Table 2 presents the multiple logistic regressions by stratification of comorbidities (low birth weight, premature birth, and Tourette syndrome). When participants were stratified by comorbidities, the ORs of DD were statistically higher at high levels of SO2 concentration compared with that of the low level group without low birth weight and Tourette syndrome; the adjusted ORs (aOR) were 1.12 (95%CI = 1.01–1.24) and 1.01 (95%CI = 1.01–1.23), respectively. Among the tertiles of CO concentration, the ORs of DD were statistically higher in the high CO concentration group than in the low group in all participants without comorbidities (without low birth weight: aOR = 1.21, 95%CI = 1.09–1.34; without premature birth: aOR = 1.17, 95%CI = 1.06–1.30; without Tourette syndrome: aOR = 1.20, 95%CI = 1.09–1.33). Among the tertiles of NO2 concentration, in participants without low birth weight, the aORs in the medium and high groups compared with that in the low group were 1.26 (95%CI = 1.14–1.40) and 1.40 (95%CI = 1.26–1.56), respectively. In participants without premature birth, compared to the low group, the aORs in the medium and high groups were 1.25 (95%CI = 1.12–1.39) and 1.36 (95%CI = 1.22–1.51), respectively. In participants without Tourette syndrome, the aORs in the medium and high groups compared with those in the low group were 1.27 (95%CI = 1.14–1.40) and 1.39 (95%CI = 1.25–1.54), respectively.

After adjusting for age, sex, urbanization level, type of parental occupation, and comorbidities of low birth weight, premature birth, and Tourette syndrome, multiple logistic regression analysis revealed that in comparison with the low group of the corresponding air pollutants, the aORs of DD for medium and high SO₂ were 0.97 (95%CI = 0.88–1.08) and 1.12 (95% CI = 1.01–1.24); for medium and high CO were 1.10 (95% CI = 1.00–1.22) and 1.21 (95% CI = 1.09–1.34); and for medium and high NO₂ were 1.26 (95% CI = 1.14–1.40) and 1.40 (95% CI = 1.26–1.55), respectively (Table 3).

> _RECORDED DATA_:
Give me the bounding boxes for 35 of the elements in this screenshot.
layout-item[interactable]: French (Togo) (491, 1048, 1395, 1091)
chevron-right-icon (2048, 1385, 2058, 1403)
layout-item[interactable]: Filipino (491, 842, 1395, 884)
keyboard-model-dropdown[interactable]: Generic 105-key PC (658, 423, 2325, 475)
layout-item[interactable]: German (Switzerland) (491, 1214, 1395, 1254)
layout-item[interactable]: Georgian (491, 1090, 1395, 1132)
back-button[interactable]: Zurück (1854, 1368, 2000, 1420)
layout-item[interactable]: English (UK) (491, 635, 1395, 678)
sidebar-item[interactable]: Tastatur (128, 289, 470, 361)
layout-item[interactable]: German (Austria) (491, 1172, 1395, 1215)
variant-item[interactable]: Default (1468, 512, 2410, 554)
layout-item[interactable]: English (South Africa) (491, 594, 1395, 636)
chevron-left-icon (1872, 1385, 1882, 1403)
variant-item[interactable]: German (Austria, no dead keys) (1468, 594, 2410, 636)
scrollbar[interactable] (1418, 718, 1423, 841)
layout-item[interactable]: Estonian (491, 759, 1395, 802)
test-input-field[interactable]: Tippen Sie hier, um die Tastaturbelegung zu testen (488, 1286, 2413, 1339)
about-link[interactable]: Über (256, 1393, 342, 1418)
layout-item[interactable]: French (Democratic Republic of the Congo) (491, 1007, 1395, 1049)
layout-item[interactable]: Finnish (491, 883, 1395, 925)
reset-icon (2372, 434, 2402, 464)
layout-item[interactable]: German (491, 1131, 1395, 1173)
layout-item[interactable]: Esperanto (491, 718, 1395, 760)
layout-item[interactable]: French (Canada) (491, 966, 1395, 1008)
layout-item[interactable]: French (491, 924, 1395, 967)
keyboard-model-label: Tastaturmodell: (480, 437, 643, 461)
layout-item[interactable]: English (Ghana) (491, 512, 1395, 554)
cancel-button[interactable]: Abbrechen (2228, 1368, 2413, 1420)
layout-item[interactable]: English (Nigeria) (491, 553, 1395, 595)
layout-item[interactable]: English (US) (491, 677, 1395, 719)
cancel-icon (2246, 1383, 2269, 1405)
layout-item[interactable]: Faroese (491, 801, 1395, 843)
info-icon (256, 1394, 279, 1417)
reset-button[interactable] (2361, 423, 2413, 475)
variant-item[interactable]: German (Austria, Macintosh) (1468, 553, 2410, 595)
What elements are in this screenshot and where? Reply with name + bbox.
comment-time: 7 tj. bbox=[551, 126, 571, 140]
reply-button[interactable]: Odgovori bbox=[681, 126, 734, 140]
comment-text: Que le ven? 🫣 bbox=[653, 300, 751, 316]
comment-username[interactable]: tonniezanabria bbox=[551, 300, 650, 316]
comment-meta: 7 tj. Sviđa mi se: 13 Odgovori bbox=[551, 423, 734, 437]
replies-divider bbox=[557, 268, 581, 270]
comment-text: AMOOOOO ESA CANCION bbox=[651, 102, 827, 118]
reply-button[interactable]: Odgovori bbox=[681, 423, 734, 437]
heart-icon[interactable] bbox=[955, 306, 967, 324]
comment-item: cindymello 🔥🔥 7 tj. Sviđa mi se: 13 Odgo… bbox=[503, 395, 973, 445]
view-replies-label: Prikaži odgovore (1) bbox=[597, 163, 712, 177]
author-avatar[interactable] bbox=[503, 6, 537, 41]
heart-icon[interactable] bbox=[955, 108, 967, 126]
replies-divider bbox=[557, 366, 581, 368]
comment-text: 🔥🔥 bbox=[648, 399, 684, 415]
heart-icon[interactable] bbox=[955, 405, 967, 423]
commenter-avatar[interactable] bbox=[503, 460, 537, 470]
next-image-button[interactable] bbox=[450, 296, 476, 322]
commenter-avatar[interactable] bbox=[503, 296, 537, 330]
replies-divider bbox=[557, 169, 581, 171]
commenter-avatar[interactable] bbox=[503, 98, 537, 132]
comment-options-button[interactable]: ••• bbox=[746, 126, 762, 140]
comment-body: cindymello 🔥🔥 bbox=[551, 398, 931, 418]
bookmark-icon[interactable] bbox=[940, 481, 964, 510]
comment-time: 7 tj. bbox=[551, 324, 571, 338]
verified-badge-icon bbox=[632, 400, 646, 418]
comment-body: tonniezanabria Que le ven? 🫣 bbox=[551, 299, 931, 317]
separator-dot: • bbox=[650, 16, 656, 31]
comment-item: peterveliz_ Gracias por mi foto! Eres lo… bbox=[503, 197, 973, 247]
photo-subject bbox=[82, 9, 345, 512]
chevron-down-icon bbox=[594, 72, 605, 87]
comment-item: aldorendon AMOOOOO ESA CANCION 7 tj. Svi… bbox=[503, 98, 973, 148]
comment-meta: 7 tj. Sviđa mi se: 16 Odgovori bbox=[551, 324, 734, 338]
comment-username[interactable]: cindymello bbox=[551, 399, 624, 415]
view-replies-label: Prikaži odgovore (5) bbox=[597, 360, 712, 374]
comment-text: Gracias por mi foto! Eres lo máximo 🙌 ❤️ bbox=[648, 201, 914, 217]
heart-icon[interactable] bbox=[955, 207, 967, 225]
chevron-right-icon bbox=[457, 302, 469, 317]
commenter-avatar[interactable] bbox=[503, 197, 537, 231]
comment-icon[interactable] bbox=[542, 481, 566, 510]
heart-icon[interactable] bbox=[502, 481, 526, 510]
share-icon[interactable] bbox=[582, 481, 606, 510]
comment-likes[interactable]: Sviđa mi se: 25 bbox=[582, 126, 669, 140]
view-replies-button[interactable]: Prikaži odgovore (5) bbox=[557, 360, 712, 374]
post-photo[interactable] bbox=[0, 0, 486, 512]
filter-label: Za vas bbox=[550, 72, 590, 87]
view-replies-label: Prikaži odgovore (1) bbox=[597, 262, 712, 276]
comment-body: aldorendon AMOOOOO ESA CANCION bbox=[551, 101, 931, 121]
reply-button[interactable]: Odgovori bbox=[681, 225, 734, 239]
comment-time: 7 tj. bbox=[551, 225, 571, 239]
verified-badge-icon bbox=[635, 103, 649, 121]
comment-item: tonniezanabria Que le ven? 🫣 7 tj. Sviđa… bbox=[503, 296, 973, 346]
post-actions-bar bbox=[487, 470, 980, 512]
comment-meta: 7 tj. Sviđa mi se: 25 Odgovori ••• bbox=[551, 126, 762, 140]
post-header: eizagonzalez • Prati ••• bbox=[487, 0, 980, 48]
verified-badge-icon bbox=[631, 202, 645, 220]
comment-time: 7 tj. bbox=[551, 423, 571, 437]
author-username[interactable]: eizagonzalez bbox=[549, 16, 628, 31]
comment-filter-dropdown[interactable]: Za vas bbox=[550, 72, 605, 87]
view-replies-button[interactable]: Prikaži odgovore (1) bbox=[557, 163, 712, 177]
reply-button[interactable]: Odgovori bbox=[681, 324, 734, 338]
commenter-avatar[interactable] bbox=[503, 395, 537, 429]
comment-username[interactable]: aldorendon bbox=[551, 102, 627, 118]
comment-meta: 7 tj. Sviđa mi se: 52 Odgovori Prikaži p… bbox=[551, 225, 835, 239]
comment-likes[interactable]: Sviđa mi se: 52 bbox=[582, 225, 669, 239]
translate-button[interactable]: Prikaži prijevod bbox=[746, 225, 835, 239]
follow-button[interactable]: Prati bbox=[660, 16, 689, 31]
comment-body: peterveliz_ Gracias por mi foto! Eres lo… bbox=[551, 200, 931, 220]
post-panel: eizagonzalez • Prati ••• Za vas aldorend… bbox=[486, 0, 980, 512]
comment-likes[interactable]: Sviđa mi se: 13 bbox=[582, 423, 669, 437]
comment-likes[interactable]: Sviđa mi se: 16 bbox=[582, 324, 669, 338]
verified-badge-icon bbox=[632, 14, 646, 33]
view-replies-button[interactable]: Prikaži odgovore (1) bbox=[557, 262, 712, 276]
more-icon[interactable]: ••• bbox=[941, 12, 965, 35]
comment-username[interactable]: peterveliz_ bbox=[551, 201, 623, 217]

> _TASK ITEM A_:
According to the air pollution passage, what was the adjusted OR of DD for the high CO concentration group among participants without premature birth?
> _TASK ITEM B_:
Decide whether each statement agrees with the air pollution passage, answering yes or no and quoting the words that settle it. (i) The stratification was by low birth weight, premature birth, and Tourette syndrome. (ii) The multiple logistic regression was adjusted for parental education level. (iii) Among participants without Tourette syndrome, the adjusted OR for the high NO2 group was 1.39.
> _TASK ITEM C_:
From the air pollution passage, copy the part that opens with the words "After adjusting for" and closes with "respectively (Table 3).".
The records have no connection to the air pollution passage.

> _WRITTEN REPLY A_:
1.17 (95%CI = 1.06–1.30)

> _WRITTEN REPLY B_:
(i) Yes: "stratification of comorbidities (low birth weight, premature birth, and Tourette syndrome)"
(ii) No: "After adjusting for age, sex, urbanization level, type of parental occupation, and comorbidities of low birth weight, premature birth, and Tourette syndrome"
(iii) Yes: "the aORs in the medium and high groups compared with those in the low group were 1.27 (95%CI = 1.14–1.40) and 1.39 (95%CI = 1.25–1.54)"

> _WRITTEN REPLY C_:
After adjusting for age, sex, urbanization level, type of parental occupation, and comorbidities of low birth weight, premature birth, and Tourette syndrome, multiple logistic regression analysis revealed that in comparison with the low group of the corresponding air pollutants, the aORs of DD for medium and high SO₂ were 0.97 (95%CI = 0.88–1.08) and 1.12 (95% CI = 1.01–1.24); for medium and high CO were 1.10 (95% CI = 1.00–1.22) and 1.21 (95% CI = 1.09–1.34); and for medium and high NO₂ were 1.26 (95% CI = 1.14–1.40) and 1.40 (95% CI = 1.26–1.55), respectively (Table 3).